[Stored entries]
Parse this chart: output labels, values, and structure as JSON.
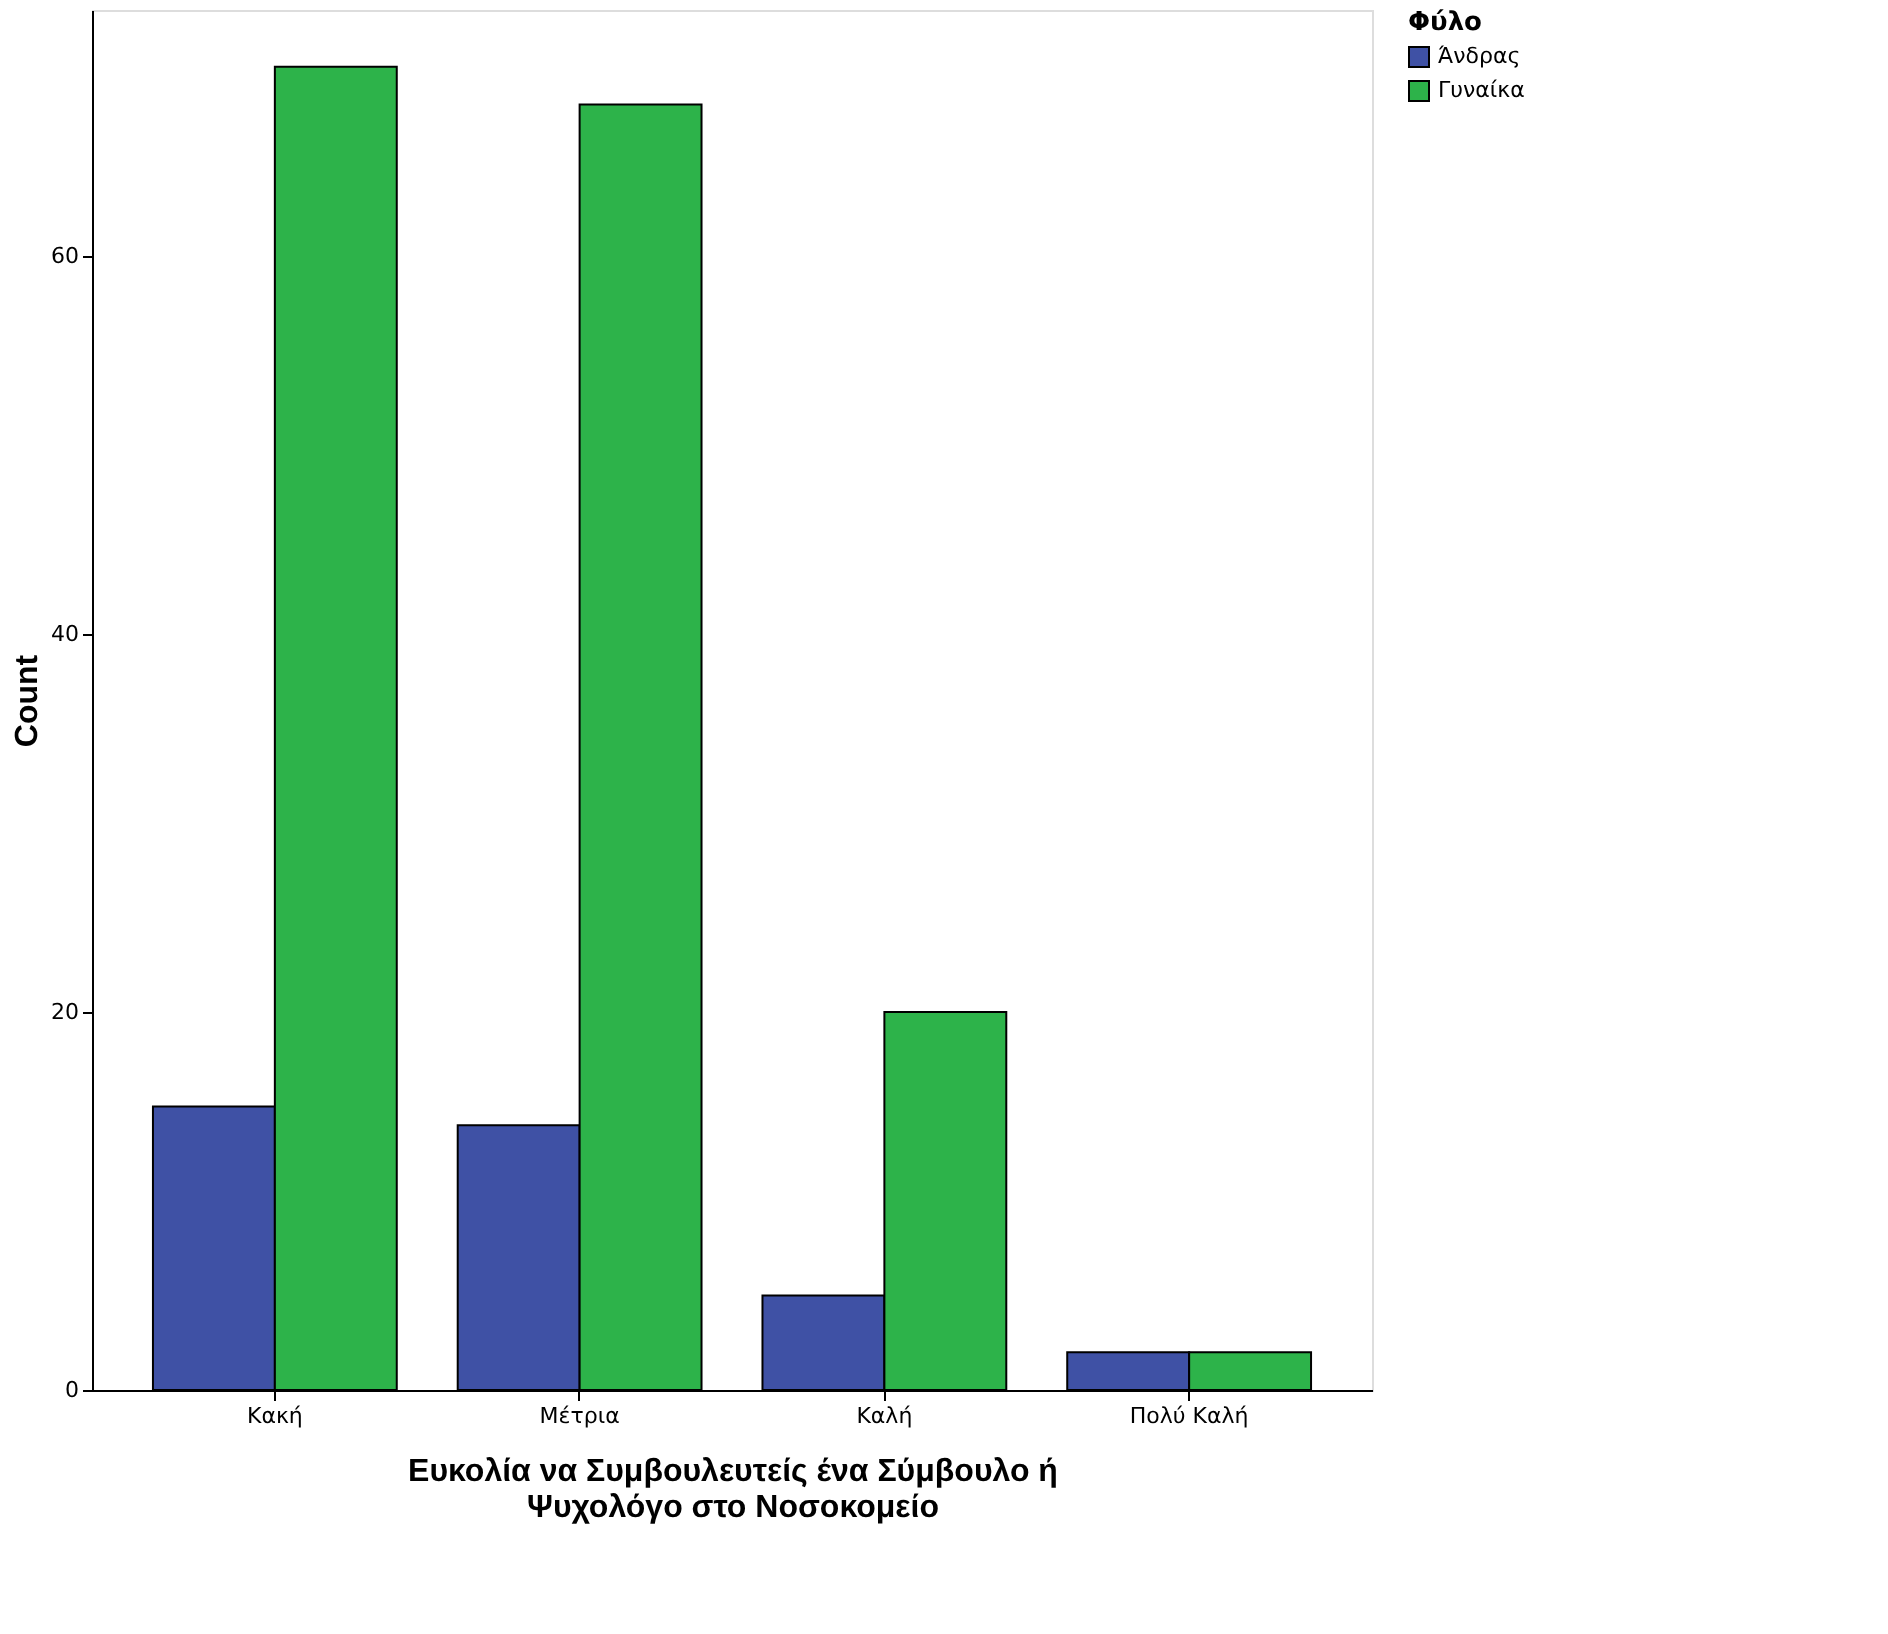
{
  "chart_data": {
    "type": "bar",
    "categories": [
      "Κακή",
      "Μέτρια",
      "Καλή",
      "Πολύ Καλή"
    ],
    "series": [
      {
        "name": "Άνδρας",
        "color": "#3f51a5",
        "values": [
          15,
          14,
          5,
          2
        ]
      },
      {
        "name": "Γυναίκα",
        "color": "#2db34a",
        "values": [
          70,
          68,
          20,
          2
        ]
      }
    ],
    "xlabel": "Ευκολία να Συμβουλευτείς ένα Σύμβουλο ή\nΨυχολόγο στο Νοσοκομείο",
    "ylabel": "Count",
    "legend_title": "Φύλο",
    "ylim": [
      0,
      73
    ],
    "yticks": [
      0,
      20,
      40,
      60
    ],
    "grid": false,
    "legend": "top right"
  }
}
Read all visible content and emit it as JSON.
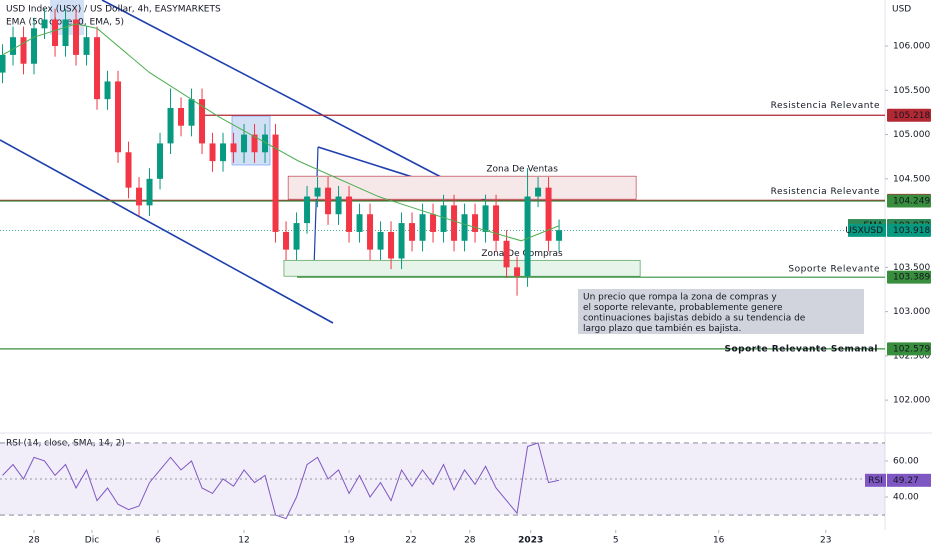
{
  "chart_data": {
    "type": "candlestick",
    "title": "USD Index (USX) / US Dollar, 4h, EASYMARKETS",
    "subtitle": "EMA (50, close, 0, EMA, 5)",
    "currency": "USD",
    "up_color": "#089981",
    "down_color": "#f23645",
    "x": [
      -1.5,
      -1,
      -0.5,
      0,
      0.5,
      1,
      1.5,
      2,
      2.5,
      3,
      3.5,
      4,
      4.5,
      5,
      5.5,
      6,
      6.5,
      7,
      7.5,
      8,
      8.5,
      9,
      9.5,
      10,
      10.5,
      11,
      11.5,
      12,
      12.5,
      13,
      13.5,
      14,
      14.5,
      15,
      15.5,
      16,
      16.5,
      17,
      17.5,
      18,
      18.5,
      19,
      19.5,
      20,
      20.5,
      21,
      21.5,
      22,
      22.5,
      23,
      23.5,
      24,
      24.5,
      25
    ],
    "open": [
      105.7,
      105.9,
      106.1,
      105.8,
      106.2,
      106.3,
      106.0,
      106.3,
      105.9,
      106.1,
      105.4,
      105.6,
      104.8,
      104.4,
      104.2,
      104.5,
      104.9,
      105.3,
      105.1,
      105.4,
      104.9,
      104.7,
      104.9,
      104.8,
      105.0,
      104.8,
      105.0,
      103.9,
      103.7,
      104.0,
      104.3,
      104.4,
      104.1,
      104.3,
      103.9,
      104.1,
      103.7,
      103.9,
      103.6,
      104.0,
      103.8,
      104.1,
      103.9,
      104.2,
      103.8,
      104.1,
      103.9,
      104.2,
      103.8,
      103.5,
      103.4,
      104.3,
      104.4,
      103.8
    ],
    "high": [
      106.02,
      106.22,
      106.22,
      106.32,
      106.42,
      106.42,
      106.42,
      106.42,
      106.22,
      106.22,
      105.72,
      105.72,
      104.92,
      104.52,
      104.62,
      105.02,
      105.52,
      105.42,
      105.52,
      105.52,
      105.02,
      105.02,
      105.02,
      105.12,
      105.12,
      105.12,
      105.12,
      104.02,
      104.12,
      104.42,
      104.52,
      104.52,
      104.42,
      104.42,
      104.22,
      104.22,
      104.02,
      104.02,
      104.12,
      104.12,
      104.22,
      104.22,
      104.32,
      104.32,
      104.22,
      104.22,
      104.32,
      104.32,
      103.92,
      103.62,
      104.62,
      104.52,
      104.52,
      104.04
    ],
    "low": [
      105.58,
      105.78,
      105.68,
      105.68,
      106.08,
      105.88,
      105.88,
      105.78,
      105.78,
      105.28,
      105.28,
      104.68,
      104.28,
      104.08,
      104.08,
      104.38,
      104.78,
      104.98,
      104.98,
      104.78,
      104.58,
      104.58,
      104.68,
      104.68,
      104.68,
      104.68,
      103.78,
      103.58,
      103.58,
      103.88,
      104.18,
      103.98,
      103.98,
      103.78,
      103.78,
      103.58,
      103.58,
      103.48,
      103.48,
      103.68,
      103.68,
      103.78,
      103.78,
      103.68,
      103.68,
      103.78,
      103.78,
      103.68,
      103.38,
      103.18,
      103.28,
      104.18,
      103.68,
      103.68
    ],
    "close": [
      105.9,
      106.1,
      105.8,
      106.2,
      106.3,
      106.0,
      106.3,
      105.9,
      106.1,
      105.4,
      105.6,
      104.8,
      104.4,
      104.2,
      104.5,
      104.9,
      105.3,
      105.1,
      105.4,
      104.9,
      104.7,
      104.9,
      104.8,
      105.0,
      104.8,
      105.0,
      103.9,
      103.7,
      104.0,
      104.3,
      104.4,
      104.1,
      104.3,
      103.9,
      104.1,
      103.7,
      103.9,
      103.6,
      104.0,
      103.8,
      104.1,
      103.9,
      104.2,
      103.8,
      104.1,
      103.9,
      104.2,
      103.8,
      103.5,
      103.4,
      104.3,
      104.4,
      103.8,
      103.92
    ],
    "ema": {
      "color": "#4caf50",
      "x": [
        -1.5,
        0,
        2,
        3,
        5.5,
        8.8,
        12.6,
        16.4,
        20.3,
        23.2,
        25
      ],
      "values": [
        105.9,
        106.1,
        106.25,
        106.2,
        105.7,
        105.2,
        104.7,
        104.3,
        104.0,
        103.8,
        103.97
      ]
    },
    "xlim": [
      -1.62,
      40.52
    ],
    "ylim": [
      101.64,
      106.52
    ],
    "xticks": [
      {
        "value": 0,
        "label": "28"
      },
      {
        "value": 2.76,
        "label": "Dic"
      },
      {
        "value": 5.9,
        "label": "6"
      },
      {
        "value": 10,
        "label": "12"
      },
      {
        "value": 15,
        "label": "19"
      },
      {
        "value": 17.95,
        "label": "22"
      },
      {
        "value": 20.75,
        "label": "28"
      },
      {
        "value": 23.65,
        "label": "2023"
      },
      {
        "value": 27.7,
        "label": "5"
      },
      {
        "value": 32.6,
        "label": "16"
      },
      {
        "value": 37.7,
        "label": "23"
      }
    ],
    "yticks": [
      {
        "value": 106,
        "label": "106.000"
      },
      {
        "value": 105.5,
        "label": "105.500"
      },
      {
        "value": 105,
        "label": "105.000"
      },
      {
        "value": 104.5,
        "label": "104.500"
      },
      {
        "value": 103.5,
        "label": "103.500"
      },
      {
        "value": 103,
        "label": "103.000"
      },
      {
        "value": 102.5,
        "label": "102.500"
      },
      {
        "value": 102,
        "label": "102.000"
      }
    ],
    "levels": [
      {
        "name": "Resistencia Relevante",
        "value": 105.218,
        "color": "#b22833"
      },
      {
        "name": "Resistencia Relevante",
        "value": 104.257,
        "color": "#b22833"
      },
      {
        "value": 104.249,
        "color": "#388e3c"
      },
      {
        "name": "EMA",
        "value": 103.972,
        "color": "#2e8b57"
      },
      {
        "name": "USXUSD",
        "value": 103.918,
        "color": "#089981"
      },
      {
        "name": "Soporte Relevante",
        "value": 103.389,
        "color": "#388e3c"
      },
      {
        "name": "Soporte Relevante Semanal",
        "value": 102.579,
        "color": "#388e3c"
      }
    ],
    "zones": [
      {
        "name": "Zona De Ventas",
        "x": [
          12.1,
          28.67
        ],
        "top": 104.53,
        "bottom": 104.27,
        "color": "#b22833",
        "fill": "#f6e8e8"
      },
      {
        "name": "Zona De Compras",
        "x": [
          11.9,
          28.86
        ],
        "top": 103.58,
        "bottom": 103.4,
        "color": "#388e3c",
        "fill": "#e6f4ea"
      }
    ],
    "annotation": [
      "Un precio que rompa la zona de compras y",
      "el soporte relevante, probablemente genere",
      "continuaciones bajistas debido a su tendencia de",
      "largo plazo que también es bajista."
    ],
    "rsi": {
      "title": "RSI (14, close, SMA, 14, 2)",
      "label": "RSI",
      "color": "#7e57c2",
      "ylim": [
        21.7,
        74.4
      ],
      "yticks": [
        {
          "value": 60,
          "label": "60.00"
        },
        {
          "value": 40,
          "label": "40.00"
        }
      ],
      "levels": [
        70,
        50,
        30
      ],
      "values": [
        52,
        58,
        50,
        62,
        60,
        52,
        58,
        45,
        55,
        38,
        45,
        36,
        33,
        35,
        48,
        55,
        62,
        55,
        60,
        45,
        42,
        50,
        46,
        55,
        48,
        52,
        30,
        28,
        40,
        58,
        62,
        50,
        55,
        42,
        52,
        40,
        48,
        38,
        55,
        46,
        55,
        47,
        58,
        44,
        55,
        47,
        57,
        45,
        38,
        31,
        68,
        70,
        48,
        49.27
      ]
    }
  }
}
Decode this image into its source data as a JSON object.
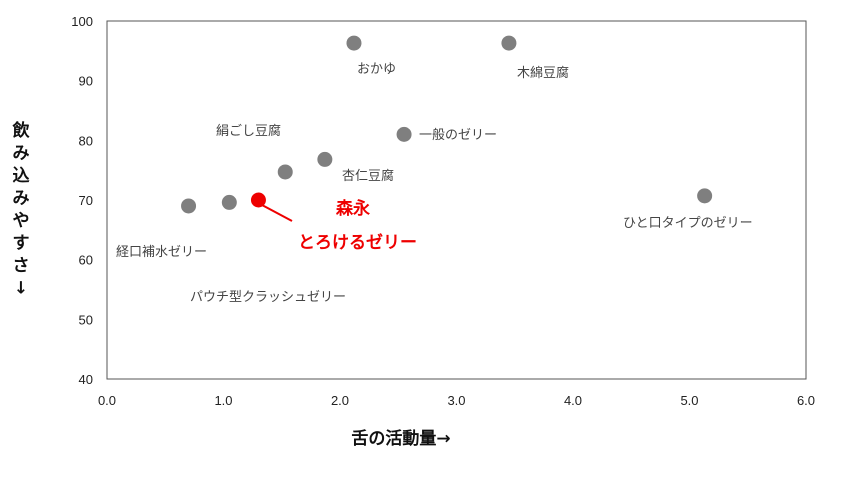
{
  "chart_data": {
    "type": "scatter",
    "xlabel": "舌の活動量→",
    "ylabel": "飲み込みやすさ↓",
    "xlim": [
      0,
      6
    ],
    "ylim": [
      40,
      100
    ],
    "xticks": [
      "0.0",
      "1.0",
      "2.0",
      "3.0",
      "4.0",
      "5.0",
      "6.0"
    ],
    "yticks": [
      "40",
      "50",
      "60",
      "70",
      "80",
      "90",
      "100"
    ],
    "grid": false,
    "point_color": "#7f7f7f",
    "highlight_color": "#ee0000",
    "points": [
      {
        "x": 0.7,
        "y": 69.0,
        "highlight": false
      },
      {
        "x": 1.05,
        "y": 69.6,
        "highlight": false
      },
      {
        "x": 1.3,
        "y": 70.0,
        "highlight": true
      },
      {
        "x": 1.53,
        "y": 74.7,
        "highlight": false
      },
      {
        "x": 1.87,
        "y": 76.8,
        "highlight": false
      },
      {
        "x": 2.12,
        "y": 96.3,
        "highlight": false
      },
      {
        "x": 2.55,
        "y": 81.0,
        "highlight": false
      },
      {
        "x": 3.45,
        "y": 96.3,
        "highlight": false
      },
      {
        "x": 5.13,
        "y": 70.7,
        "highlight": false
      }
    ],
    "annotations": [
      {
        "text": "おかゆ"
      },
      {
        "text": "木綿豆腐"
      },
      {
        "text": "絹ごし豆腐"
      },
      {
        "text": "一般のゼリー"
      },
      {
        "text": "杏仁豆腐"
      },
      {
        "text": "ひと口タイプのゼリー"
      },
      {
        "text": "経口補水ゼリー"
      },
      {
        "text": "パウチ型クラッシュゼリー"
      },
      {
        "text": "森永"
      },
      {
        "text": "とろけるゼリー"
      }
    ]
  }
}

> REQUIRED WORK:
Each line above that includes "JSON" should be shown.

> RESPONSE:
Parse this chart: output labels, values, and structure as JSON.
Read all visible content and emit it as JSON.
Decode this image into its source data as a JSON object.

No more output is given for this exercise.